§ **Exercise requirements**: Rewrite the lines of the items starting with the line that contains "- figure-side-panel: [381, 157, 573, 279]" and going on through the line that contains "- instruction-title: Per installare", replacing "instruction-title" with "instruction-heading" and leaving everything else unchanged. Give only those lines.

§ **Given information**:
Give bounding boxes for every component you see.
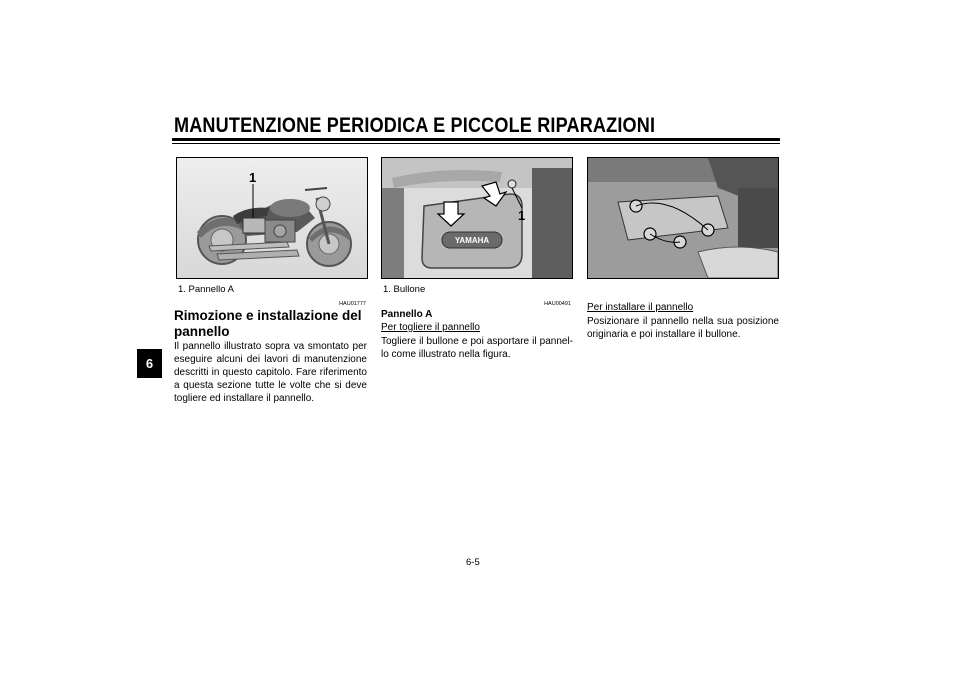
- figure-side-panel: [381, 157, 573, 279]
- figure-motorcycle: [176, 157, 368, 279]
- header-rule: [172, 138, 780, 141]
- instruction-title: Per installare il pannello: [587, 302, 694, 313]
- instruction-body: Togliere il bullone e poi asportare il pannel-lo come illustrato nella figura.: [381, 336, 573, 360]
- chapter-tab: 6: [137, 349, 162, 378]
- figure-caption: 1. Pannello A: [178, 284, 234, 295]
- reference-code: HAU00491: [544, 301, 571, 307]
- reference-code: HAU01777: [339, 301, 366, 307]
- figure-callout-number: 1: [518, 208, 526, 223]
- figure-installation: [587, 157, 779, 279]
- section-heading: Rimozione e installazione del pannello: [174, 308, 362, 339]
- page-title: MANUTENZIONE PERIODICA E PICCOLE RIPARAZIONI: [174, 114, 656, 137]
- side-panel-illustration: [382, 158, 572, 278]
- figure-callout-number: 1: [249, 170, 257, 185]
- figure-caption: 1. Bullone: [383, 284, 426, 295]
- instruction-title: Per togliere il pannello: [381, 322, 480, 333]
- page-number: 6-5: [466, 557, 480, 568]
- header-rule-thin: [172, 143, 780, 144]
- brand-badge: YAMAHA: [454, 236, 490, 245]
- motorcycle-illustration: [177, 158, 367, 278]
- instruction-body: Posizionare il pannello nella sua posizione originaria e poi installare il bullone.: [587, 316, 779, 340]
- section-body: Il pannello illustrato sopra va smontato per eseguire alcuni dei lavori di manutenzione descritti in questo capitolo. Fare riferimento a questa sezione tutte le volte che si deve togliere ed installare il pannello.: [174, 341, 367, 404]
- installation-illustration: [588, 158, 778, 278]
- subheading: Pannello A: [381, 309, 433, 320]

§ **Output of the exercise**:
- figure-side-panel: [381, 157, 573, 279]
- figure-motorcycle: [176, 157, 368, 279]
- header-rule: [172, 138, 780, 141]
- instruction-heading: Per installare il pannello: [587, 302, 694, 313]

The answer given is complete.